**Written exercise:** Write out each of the lines below without changing a single character, keeping all of them in their original order.

[Lines of data]
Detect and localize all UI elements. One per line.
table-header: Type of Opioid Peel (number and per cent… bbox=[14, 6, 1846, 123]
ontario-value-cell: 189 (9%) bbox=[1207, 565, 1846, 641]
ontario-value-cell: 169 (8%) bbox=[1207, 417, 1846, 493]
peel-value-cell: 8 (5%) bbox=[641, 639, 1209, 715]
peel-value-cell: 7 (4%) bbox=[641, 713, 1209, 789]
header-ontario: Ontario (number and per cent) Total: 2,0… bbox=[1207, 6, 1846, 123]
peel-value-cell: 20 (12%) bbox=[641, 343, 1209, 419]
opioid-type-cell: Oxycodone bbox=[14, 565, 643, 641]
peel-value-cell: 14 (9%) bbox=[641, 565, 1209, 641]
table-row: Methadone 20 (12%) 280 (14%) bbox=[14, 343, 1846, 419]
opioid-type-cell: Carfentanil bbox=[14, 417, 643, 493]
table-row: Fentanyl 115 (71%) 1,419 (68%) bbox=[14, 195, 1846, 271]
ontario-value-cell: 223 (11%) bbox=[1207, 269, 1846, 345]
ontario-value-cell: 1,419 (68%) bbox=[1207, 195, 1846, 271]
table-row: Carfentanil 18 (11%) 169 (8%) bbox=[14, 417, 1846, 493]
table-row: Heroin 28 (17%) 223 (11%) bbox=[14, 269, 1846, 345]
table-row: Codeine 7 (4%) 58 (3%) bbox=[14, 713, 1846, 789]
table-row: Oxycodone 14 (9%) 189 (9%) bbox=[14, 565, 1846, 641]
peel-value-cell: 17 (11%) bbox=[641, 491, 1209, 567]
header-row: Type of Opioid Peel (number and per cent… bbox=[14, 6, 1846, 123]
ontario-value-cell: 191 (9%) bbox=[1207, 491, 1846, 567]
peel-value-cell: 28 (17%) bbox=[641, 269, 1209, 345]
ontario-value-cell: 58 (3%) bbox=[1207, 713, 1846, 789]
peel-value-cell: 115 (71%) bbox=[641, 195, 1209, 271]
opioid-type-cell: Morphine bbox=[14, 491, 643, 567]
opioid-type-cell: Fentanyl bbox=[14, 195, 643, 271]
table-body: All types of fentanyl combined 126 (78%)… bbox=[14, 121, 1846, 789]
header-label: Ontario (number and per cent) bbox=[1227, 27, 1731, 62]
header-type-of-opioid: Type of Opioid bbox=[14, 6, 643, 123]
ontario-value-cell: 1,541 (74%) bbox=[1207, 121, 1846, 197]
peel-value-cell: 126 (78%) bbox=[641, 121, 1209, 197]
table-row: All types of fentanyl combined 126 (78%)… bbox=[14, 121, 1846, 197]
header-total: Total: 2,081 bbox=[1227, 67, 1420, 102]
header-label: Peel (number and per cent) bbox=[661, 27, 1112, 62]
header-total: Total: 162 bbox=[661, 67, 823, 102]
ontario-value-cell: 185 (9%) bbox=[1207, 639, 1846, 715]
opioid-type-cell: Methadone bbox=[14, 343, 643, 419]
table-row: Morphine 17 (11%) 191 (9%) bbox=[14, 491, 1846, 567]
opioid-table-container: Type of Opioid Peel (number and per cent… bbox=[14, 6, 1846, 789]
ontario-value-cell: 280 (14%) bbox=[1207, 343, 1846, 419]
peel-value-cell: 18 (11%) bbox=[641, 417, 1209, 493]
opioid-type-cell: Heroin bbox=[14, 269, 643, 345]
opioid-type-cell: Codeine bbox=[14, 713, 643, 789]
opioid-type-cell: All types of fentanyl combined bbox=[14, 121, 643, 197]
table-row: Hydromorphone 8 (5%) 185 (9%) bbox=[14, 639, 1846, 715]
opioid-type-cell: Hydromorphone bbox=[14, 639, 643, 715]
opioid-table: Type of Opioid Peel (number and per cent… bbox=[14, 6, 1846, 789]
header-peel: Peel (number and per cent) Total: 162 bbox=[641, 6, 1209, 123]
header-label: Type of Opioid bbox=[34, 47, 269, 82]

**Answer for the task:**
Detect and localize all UI elements. One per line.
table-header: Type of Opioid Peel (number and per cent… bbox=[14, 6, 1846, 123]
ontario-value-cell: 189 (9%) bbox=[1207, 565, 1846, 641]
ontario-value-cell: 169 (8%) bbox=[1207, 417, 1846, 493]
peel-value-cell: 8 (5%) bbox=[641, 639, 1209, 715]
peel-value-cell: 7 (4%) bbox=[641, 713, 1209, 789]
header-ontario: Ontario (number and per cent) Total: 2,0… bbox=[1207, 6, 1846, 123]
peel-value-cell: 20 (12%) bbox=[641, 343, 1209, 419]
opioid-type-cell: Oxycodone bbox=[14, 565, 643, 641]
peel-value-cell: 14 (9%) bbox=[641, 565, 1209, 641]
table-row: Methadone 20 (12%) 280 (14%) bbox=[14, 343, 1846, 419]
opioid-type-cell: Carfentanil bbox=[14, 417, 643, 493]
table-row: Fentanyl 115 (71%) 1,419 (68%) bbox=[14, 195, 1846, 271]
ontario-value-cell: 223 (11%) bbox=[1207, 269, 1846, 345]
ontario-value-cell: 1,419 (68%) bbox=[1207, 195, 1846, 271]
table-row: Carfentanil 18 (11%) 169 (8%) bbox=[14, 417, 1846, 493]
table-row: Heroin 28 (17%) 223 (11%) bbox=[14, 269, 1846, 345]
table-row: Codeine 7 (4%) 58 (3%) bbox=[14, 713, 1846, 789]
table-row: Oxycodone 14 (9%) 189 (9%) bbox=[14, 565, 1846, 641]
peel-value-cell: 17 (11%) bbox=[641, 491, 1209, 567]
header-row: Type of Opioid Peel (number and per cent… bbox=[14, 6, 1846, 123]
ontario-value-cell: 191 (9%) bbox=[1207, 491, 1846, 567]
peel-value-cell: 28 (17%) bbox=[641, 269, 1209, 345]
ontario-value-cell: 58 (3%) bbox=[1207, 713, 1846, 789]
peel-value-cell: 115 (71%) bbox=[641, 195, 1209, 271]
opioid-type-cell: Morphine bbox=[14, 491, 643, 567]
opioid-type-cell: Fentanyl bbox=[14, 195, 643, 271]
table-body: All types of fentanyl combined 126 (78%)… bbox=[14, 121, 1846, 789]
header-label: Ontario (number and per cent) bbox=[1227, 27, 1731, 62]
header-type-of-opioid: Type of Opioid bbox=[14, 6, 643, 123]
ontario-value-cell: 1,541 (74%) bbox=[1207, 121, 1846, 197]
peel-value-cell: 126 (78%) bbox=[641, 121, 1209, 197]
table-row: All types of fentanyl combined 126 (78%)… bbox=[14, 121, 1846, 197]
header-total: Total: 2,081 bbox=[1227, 67, 1420, 102]
header-label: Peel (number and per cent) bbox=[661, 27, 1112, 62]
header-total: Total: 162 bbox=[661, 67, 823, 102]
ontario-value-cell: 185 (9%) bbox=[1207, 639, 1846, 715]
opioid-type-cell: Methadone bbox=[14, 343, 643, 419]
table-row: Morphine 17 (11%) 191 (9%) bbox=[14, 491, 1846, 567]
opioid-table-container: Type of Opioid Peel (number and per cent… bbox=[14, 6, 1846, 789]
ontario-value-cell: 280 (14%) bbox=[1207, 343, 1846, 419]
peel-value-cell: 18 (11%) bbox=[641, 417, 1209, 493]
opioid-type-cell: Heroin bbox=[14, 269, 643, 345]
opioid-type-cell: Codeine bbox=[14, 713, 643, 789]
opioid-type-cell: All types of fentanyl combined bbox=[14, 121, 643, 197]
table-row: Hydromorphone 8 (5%) 185 (9%) bbox=[14, 639, 1846, 715]
opioid-type-cell: Hydromorphone bbox=[14, 639, 643, 715]
opioid-table: Type of Opioid Peel (number and per cent… bbox=[14, 6, 1846, 789]
header-peel: Peel (number and per cent) Total: 162 bbox=[641, 6, 1209, 123]
header-label: Type of Opioid bbox=[34, 47, 269, 82]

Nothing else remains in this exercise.